EXERCISE REQUIREMENTS —
Write out all the lines again, precisely as they stand, but without the images.

-=-=-

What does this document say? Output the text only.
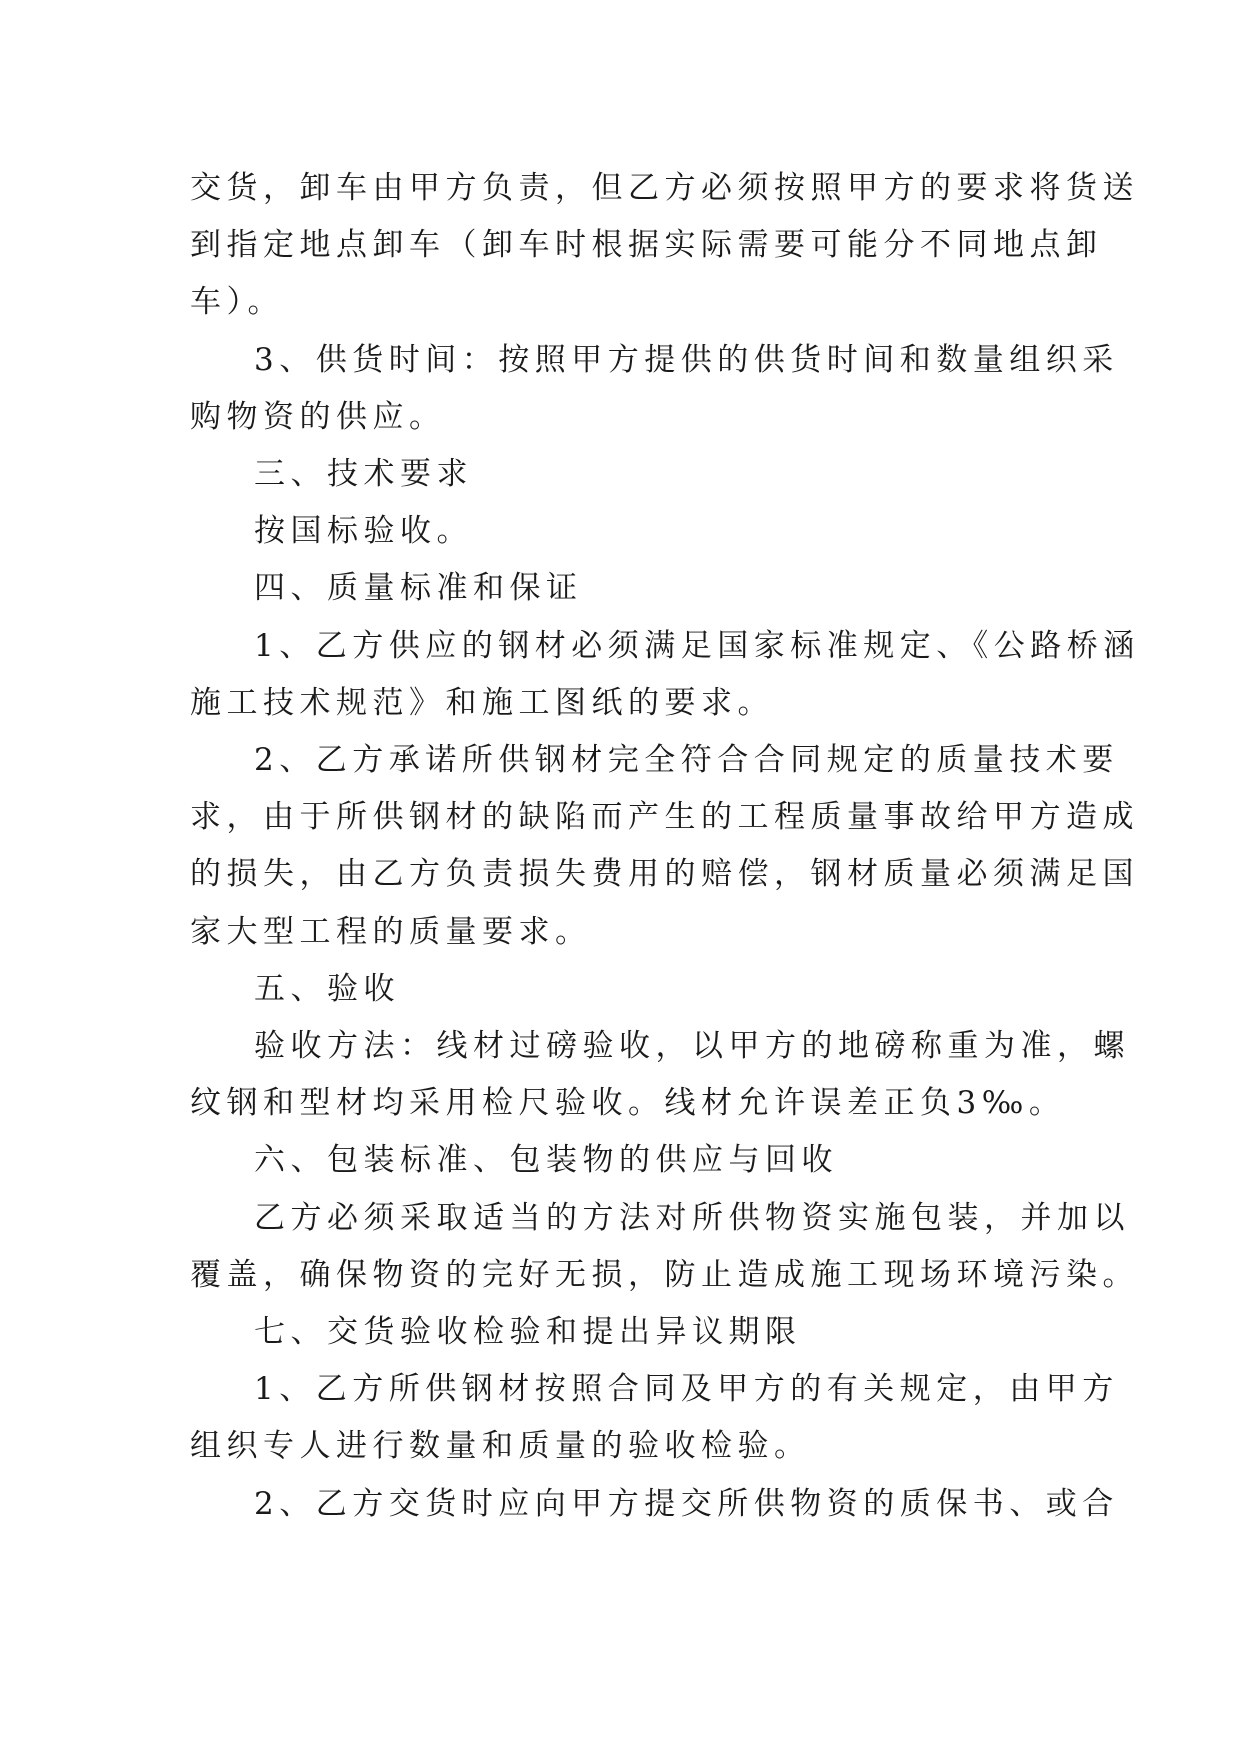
交货，卸车由甲方负责，但乙方必须按照甲方的要求将货送
到指定地点卸车（卸车时根据实际需要可能分不同地点卸
车）。
3、供货时间：按照甲方提供的供货时间和数量组织采
购物资的供应。
三、技术要求
按国标验收。
四、质量标准和保证
1、乙方供应的钢材必须满足国家标准规定、《公路桥涵
施工技术规范》和施工图纸的要求。
2、乙方承诺所供钢材完全符合合同规定的质量技术要
求，由于所供钢材的缺陷而产生的工程质量事故给甲方造成
的损失，由乙方负责损失费用的赔偿，钢材质量必须满足国
家大型工程的质量要求。
五、验收
验收方法：线材过磅验收，以甲方的地磅称重为准，螺
纹钢和型材均采用检尺验收。线材允许误差正负3‰。
六、包装标准、包装物的供应与回收
乙方必须采取适当的方法对所供物资实施包装，并加以
覆盖，确保物资的完好无损，防止造成施工现场环境污染。
七、交货验收检验和提出异议期限
1、乙方所供钢材按照合同及甲方的有关规定，由甲方
组织专人进行数量和质量的验收检验。
2、乙方交货时应向甲方提交所供物资的质保书、或合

-=-=-

SOLUTION TO THE PROBLEM —
What does this document say? Output the text only.
交货，卸车由甲方负责，但乙方必须按照甲方的要求将货送
到指定地点卸车（卸车时根据实际需要可能分不同地点卸
车）。
3、供货时间：按照甲方提供的供货时间和数量组织采
购物资的供应。
三、技术要求
按国标验收。
四、质量标准和保证
1、乙方供应的钢材必须满足国家标准规定、《公路桥涵
施工技术规范》和施工图纸的要求。
2、乙方承诺所供钢材完全符合合同规定的质量技术要
求，由于所供钢材的缺陷而产生的工程质量事故给甲方造成
的损失，由乙方负责损失费用的赔偿，钢材质量必须满足国
家大型工程的质量要求。
五、验收
验收方法：线材过磅验收，以甲方的地磅称重为准，螺
纹钢和型材均采用检尺验收。线材允许误差正负3‰。
六、包装标准、包装物的供应与回收
乙方必须采取适当的方法对所供物资实施包装，并加以
覆盖，确保物资的完好无损，防止造成施工现场环境污染。
七、交货验收检验和提出异议期限
1、乙方所供钢材按照合同及甲方的有关规定，由甲方
组织专人进行数量和质量的验收检验。
2、乙方交货时应向甲方提交所供物资的质保书、或合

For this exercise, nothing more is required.